** Start of Material for this task **

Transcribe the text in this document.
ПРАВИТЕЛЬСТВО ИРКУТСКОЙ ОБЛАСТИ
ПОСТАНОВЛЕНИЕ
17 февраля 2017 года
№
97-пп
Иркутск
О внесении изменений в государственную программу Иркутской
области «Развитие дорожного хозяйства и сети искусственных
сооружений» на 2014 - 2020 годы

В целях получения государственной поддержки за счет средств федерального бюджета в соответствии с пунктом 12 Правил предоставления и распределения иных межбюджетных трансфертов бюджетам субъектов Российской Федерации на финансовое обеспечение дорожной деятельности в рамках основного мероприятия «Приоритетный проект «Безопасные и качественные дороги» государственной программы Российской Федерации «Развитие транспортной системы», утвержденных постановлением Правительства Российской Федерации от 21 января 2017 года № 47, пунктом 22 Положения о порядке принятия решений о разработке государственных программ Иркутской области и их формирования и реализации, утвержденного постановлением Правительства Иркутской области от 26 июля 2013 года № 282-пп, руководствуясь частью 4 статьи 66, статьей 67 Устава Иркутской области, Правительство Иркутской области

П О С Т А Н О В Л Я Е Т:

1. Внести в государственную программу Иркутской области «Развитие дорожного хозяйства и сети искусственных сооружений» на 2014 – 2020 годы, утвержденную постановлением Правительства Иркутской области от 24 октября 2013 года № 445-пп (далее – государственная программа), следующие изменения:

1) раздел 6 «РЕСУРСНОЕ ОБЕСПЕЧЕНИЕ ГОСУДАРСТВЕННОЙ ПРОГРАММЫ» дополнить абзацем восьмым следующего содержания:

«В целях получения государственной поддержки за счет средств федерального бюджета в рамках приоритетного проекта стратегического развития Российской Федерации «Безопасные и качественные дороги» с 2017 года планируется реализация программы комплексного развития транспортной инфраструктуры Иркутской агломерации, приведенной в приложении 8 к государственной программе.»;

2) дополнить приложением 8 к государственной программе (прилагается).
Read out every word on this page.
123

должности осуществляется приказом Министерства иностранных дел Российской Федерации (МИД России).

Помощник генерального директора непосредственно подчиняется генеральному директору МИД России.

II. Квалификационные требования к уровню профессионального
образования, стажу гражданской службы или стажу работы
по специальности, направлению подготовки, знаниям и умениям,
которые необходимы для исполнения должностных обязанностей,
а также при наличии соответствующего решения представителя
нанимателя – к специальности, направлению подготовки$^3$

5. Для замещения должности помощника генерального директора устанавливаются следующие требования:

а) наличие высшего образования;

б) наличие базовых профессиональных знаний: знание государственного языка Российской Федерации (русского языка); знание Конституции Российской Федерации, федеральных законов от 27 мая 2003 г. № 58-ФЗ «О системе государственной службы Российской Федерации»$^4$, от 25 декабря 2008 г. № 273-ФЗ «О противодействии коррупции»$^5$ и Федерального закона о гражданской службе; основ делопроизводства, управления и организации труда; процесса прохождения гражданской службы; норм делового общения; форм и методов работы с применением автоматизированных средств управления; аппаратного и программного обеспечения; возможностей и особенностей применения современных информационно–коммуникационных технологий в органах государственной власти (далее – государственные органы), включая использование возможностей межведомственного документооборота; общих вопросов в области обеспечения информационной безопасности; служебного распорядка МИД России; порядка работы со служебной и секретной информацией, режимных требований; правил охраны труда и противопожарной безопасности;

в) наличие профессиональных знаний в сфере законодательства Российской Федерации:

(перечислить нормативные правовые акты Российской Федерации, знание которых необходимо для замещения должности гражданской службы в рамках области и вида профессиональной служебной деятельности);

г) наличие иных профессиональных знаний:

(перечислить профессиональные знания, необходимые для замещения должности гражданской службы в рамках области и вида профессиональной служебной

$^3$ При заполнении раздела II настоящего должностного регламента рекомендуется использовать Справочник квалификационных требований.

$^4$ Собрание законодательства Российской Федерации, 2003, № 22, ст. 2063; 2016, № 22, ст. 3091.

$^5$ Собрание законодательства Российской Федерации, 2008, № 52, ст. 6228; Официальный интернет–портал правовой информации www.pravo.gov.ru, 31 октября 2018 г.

** End of Material for this task **
** Start of Material for this task **

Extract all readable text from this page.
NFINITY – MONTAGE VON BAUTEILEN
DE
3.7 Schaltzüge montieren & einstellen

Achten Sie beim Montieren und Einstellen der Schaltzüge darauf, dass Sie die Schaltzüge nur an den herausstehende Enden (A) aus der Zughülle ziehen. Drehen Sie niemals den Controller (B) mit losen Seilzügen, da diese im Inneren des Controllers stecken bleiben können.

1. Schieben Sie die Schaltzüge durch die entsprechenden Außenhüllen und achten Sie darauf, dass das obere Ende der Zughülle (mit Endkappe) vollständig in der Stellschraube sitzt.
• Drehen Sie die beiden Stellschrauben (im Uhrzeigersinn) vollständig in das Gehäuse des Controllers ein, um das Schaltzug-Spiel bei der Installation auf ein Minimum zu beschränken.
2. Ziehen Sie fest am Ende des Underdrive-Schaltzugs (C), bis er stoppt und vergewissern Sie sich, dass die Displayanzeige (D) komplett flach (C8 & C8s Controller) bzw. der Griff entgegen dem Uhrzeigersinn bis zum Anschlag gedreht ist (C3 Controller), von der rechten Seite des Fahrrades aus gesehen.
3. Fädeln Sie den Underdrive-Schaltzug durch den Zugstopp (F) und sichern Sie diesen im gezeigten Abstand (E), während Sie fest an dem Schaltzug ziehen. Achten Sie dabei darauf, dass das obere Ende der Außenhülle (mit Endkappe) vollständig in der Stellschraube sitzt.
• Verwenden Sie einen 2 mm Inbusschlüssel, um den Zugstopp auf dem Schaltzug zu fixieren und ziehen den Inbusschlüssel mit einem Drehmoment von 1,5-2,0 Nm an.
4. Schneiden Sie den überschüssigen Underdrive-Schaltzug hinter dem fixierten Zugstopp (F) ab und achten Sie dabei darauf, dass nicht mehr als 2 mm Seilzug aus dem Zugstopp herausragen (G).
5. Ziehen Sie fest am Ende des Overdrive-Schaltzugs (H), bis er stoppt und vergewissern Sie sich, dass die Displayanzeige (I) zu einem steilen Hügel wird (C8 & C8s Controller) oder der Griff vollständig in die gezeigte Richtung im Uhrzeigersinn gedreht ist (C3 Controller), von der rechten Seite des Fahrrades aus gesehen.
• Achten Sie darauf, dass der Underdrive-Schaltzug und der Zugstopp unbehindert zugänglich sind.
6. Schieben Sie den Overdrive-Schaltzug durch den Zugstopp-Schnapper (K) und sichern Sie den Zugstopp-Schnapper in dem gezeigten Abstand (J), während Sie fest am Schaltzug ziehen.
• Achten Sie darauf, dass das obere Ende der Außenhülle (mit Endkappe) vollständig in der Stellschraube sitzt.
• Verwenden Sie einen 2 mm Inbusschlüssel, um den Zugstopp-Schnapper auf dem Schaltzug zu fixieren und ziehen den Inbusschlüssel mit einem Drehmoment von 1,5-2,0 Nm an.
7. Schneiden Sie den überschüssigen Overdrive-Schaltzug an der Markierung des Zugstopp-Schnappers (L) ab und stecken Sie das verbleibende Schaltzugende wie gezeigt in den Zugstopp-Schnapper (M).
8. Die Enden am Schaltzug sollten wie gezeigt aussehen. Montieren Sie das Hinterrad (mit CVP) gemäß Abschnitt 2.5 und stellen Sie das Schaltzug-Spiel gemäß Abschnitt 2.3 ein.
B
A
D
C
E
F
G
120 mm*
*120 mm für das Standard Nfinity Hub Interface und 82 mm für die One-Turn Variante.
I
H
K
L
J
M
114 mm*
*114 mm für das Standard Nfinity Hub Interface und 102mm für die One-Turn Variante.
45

** End of Material for this task **
** Start of Material for this task **

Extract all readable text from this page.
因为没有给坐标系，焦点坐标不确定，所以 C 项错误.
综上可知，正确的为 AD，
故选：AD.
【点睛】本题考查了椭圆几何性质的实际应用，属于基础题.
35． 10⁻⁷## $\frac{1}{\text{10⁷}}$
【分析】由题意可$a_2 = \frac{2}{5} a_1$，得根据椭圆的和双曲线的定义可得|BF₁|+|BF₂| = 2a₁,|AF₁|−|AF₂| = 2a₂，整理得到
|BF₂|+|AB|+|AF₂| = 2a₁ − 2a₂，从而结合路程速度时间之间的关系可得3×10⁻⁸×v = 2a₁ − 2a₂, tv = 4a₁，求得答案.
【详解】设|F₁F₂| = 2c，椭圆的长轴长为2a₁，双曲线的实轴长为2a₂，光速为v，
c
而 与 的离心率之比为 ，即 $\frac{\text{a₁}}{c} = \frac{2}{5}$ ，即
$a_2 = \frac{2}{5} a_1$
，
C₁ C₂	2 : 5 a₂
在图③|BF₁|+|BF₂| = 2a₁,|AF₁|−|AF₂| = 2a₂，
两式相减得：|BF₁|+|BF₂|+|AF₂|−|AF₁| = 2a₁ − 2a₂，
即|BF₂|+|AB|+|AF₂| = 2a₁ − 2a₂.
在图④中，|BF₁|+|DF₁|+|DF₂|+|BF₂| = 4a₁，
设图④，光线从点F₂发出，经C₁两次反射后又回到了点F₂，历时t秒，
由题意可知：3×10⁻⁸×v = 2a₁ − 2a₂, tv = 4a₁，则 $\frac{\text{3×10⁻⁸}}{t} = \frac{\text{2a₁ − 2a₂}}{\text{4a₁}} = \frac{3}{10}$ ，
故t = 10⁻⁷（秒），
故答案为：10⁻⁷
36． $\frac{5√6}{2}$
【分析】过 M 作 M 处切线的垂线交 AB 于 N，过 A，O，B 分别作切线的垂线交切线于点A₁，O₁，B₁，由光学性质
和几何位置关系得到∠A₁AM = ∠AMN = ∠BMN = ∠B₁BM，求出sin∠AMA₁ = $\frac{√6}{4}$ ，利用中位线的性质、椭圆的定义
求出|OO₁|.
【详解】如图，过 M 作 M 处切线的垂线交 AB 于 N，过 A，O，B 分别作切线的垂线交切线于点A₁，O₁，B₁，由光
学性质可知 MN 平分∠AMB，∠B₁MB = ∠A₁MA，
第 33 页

** End of Material for this task **

▶ Short task
Report only the number of lines in the data above that contain "während".

▶ Response to this task
2